Given instruction -> State the number of lines in these records that include the word "Comments", and add nothing to it.

(Stored data)
[Begin]
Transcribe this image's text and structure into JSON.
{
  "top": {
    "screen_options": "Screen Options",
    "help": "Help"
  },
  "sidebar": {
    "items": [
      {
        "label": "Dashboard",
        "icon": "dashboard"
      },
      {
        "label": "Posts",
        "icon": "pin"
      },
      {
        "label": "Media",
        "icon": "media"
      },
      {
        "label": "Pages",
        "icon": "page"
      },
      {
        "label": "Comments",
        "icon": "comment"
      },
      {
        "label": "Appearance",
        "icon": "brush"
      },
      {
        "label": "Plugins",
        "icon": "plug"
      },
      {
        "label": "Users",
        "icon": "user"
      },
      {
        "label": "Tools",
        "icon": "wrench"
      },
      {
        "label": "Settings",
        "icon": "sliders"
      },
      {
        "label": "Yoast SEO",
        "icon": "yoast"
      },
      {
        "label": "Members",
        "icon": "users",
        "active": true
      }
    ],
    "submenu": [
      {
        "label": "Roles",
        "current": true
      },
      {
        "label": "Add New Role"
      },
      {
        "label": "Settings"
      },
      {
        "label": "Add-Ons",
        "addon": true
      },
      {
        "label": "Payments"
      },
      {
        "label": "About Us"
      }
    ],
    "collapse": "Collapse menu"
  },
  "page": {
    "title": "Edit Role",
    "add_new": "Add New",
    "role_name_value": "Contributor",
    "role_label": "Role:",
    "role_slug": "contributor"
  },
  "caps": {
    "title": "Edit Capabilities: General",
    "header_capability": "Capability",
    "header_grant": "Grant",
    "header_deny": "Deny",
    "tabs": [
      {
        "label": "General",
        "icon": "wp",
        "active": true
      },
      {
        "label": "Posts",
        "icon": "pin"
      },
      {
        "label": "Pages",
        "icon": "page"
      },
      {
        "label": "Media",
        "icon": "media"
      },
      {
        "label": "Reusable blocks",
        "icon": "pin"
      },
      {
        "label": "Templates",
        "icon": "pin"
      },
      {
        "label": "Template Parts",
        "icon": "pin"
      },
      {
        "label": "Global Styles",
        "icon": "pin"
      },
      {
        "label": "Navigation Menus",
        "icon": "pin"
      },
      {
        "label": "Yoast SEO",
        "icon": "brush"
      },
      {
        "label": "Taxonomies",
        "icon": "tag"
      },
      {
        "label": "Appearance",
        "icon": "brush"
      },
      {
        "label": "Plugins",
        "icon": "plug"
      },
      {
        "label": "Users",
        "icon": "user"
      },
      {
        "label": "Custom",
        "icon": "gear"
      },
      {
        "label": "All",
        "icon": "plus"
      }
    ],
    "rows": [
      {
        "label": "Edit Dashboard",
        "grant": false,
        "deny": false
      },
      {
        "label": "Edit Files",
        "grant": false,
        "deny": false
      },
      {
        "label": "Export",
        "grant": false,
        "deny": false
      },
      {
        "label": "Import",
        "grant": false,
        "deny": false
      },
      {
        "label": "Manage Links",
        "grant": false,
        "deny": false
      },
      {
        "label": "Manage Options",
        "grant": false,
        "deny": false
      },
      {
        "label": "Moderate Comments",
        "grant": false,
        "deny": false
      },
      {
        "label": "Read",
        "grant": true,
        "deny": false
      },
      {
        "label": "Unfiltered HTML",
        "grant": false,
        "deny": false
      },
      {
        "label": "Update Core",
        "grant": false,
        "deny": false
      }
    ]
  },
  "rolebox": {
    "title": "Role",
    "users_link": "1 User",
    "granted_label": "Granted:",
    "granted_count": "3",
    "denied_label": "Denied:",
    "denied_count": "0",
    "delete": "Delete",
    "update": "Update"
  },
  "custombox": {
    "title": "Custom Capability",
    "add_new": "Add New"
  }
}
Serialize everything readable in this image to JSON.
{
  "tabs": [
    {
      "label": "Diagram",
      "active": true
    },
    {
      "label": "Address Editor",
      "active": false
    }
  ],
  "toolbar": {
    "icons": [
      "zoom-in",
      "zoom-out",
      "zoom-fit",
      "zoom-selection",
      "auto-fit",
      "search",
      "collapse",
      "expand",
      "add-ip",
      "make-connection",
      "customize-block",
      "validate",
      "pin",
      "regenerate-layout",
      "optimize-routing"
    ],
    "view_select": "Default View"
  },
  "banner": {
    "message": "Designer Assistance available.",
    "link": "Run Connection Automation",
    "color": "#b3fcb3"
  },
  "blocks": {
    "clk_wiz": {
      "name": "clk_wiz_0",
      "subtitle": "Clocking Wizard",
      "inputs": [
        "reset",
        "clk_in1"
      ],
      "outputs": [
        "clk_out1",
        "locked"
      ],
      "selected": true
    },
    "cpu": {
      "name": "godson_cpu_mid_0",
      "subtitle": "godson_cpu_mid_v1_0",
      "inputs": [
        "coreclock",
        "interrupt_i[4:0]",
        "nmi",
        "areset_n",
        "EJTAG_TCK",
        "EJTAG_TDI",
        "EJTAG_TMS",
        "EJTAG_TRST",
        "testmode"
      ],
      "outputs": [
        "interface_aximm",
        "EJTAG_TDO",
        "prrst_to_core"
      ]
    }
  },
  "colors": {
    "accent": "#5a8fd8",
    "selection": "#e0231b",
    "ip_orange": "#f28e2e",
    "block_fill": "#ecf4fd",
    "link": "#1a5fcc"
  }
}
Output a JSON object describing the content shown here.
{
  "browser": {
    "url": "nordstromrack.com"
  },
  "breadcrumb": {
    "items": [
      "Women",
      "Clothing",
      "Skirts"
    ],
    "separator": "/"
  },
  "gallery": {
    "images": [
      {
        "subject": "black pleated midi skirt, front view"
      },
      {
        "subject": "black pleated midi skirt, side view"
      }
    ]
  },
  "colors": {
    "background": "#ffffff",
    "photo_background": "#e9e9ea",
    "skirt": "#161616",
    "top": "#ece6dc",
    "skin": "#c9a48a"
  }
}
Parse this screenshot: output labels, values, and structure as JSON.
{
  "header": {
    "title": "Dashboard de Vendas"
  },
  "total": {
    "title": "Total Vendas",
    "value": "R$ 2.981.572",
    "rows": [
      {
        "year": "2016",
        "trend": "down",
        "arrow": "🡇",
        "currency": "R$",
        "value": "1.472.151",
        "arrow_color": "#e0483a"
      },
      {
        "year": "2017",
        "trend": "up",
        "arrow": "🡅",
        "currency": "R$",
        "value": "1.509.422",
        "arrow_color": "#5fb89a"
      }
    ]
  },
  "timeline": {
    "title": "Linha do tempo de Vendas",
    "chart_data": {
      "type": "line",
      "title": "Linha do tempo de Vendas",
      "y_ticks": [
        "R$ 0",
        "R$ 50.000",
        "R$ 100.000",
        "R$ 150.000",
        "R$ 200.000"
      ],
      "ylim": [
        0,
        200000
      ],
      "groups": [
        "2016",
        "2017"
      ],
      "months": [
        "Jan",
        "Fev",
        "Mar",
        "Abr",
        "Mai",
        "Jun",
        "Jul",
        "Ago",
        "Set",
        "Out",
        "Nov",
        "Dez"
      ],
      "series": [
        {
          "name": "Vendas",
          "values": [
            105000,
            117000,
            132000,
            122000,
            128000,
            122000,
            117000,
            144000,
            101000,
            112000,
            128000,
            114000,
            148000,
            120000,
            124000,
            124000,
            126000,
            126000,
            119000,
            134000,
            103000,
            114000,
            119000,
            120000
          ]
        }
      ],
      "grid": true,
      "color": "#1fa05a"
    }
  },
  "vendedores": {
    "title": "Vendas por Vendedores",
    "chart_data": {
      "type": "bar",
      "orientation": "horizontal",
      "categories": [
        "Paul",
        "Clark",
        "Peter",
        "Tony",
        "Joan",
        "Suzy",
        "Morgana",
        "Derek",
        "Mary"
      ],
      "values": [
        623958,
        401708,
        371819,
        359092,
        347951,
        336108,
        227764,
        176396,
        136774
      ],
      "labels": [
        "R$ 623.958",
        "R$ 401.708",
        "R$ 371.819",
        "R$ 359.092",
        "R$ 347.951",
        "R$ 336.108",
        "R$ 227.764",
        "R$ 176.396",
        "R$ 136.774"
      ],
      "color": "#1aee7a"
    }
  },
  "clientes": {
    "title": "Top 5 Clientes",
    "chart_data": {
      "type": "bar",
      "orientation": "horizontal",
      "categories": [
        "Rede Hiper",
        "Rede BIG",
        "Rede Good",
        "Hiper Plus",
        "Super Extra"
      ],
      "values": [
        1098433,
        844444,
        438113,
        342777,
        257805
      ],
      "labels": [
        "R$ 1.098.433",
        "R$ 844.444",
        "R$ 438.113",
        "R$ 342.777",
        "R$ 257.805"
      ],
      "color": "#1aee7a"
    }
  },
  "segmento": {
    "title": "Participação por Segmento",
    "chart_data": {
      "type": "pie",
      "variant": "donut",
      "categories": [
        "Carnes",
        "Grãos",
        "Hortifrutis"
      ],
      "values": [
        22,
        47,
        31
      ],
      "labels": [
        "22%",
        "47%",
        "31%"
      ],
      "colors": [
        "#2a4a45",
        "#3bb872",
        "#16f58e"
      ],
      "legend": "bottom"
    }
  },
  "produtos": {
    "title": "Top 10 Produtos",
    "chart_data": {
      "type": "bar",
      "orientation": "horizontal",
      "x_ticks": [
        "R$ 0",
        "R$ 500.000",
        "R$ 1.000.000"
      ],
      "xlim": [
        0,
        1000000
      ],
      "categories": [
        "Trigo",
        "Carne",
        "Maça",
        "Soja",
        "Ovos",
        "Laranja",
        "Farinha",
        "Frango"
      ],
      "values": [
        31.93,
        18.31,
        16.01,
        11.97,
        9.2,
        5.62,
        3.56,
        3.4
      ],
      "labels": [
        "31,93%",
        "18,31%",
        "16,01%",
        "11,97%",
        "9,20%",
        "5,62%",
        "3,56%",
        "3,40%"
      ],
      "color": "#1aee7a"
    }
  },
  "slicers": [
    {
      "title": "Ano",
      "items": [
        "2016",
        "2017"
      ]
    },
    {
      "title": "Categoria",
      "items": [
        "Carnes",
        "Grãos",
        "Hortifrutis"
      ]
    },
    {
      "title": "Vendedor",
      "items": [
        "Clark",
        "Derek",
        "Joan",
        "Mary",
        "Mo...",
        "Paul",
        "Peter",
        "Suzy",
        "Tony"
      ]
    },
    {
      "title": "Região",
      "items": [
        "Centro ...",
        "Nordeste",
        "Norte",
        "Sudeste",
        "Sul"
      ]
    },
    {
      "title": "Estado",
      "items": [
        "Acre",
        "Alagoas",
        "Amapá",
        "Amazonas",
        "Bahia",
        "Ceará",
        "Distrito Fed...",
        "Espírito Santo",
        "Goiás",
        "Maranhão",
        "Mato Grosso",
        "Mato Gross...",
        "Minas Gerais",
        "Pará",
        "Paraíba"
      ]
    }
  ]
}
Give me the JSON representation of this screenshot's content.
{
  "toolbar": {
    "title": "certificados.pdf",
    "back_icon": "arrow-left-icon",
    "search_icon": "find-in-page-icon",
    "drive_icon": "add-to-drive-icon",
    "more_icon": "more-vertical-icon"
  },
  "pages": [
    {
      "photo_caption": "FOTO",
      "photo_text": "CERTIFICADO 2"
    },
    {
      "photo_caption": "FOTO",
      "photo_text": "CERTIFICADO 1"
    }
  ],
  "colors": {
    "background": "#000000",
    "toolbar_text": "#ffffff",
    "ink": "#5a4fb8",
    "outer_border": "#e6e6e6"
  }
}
[End]
Result of the task -> 2